--- start of INPUT ---
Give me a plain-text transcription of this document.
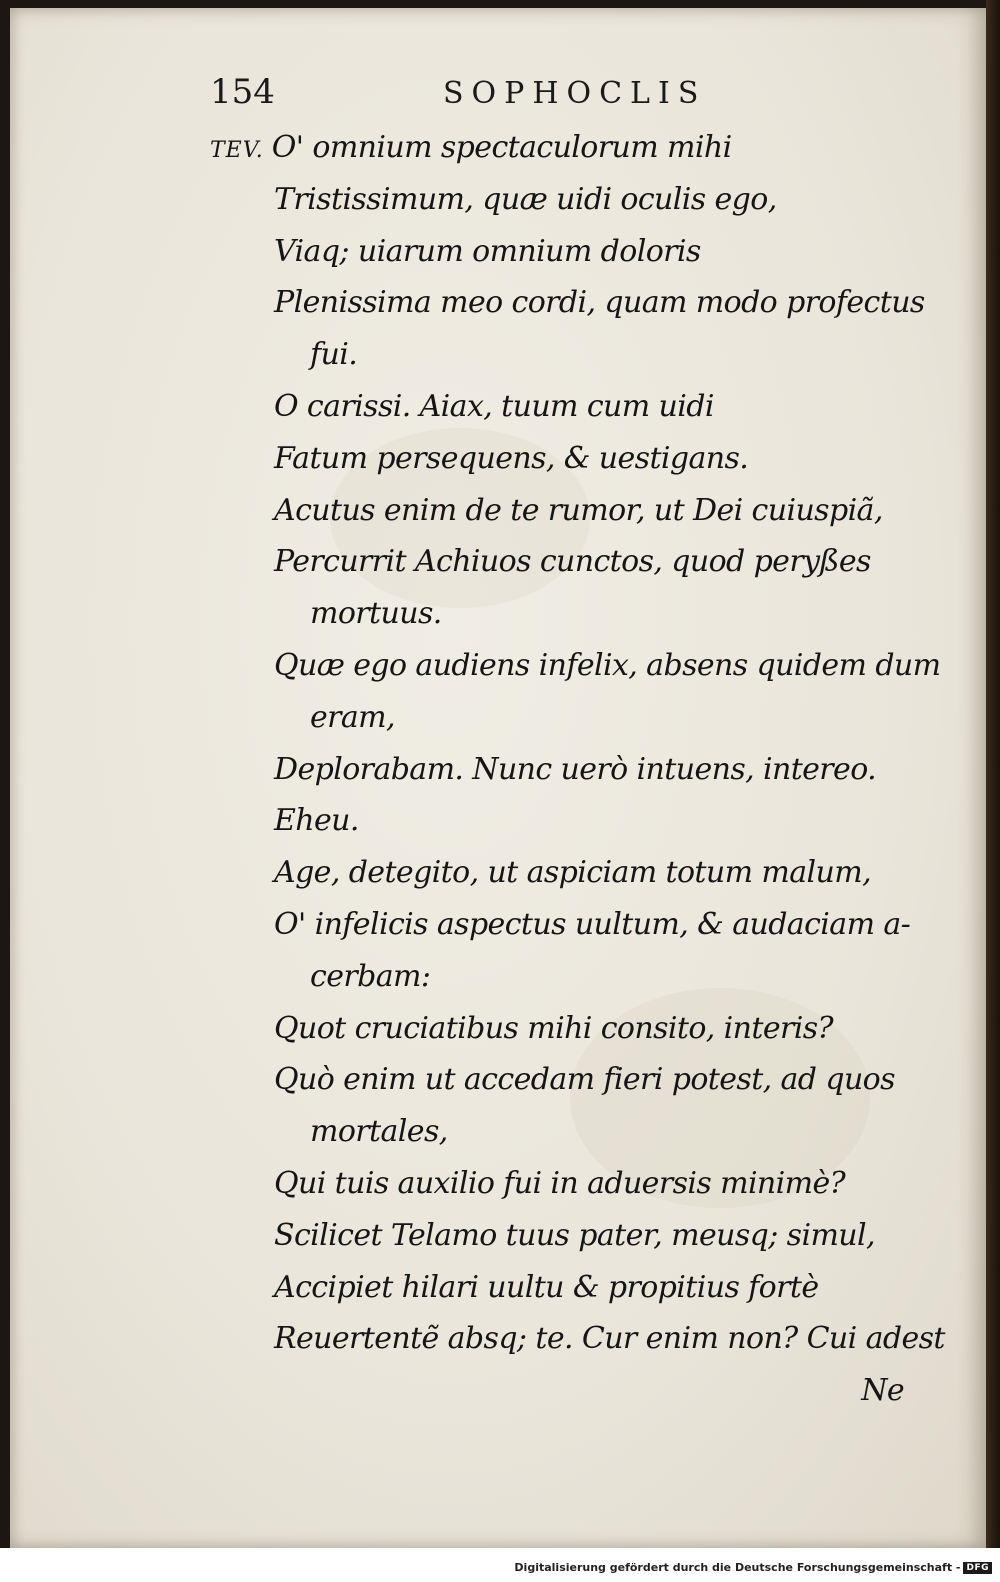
154	SOPHOCLIS
TEV. O' omnium spectaculorum mihi
Tristissimum, quæ uidi oculis ego,
Viaq; uiarum omnium doloris
Plenissima meo cordi, quam modo profectus
fui.
O carissi. Aiax, tuum cum uidi
Fatum persequens, & uestigans.
Acutus enim de te rumor, ut Dei cuiuspiã,
Percurrit Achiuos cunctos, quod peryßes
mortuus.
Quæ ego audiens infelix, absens quidem dum
eram,
Deplorabam. Nunc uerò intuens, intereo.
Eheu.
Age, detegito, ut aspiciam totum malum,
O' infelicis aspectus uultum, & audaciam a-
cerbam:
Quot cruciatibus mihi consito, interis?
Quò enim ut accedam fieri potest, ad quos
mortales,
Qui tuis auxilio fui in aduersis minimè?
Scilicet Telamo tuus pater, meusq; simul,
Accipiet hilari uultu & propitius fortè
Reuertentẽ absq; te. Cur enim non? Cui adest
Ne
Digitalisierung gefördert durch die Deutsche Forschungsgemeinschaft - DFG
--- end of INPUT ---
STATED PROBLEM: The records above are to be quoted exactly, with all pictures left out.

FULL OUTPUT:
Give me a plain-text transcription of this document.
154	SOPHOCLIS
TEV. O' omnium spectaculorum mihi
Tristissimum, quæ uidi oculis ego,
Viaq; uiarum omnium doloris
Plenissima meo cordi, quam modo profectus
fui.
O carissi. Aiax, tuum cum uidi
Fatum persequens, & uestigans.
Acutus enim de te rumor, ut Dei cuiuspiã,
Percurrit Achiuos cunctos, quod peryßes
mortuus.
Quæ ego audiens infelix, absens quidem dum
eram,
Deplorabam. Nunc uerò intuens, intereo.
Eheu.
Age, detegito, ut aspiciam totum malum,
O' infelicis aspectus uultum, & audaciam a-
cerbam:
Quot cruciatibus mihi consito, interis?
Quò enim ut accedam fieri potest, ad quos
mortales,
Qui tuis auxilio fui in aduersis minimè?
Scilicet Telamo tuus pater, meusq; simul,
Accipiet hilari uultu & propitius fortè
Reuertentẽ absq; te. Cur enim non? Cui adest
Ne
Digitalisierung gefördert durch die Deutsche Forschungsgemeinschaft - DFG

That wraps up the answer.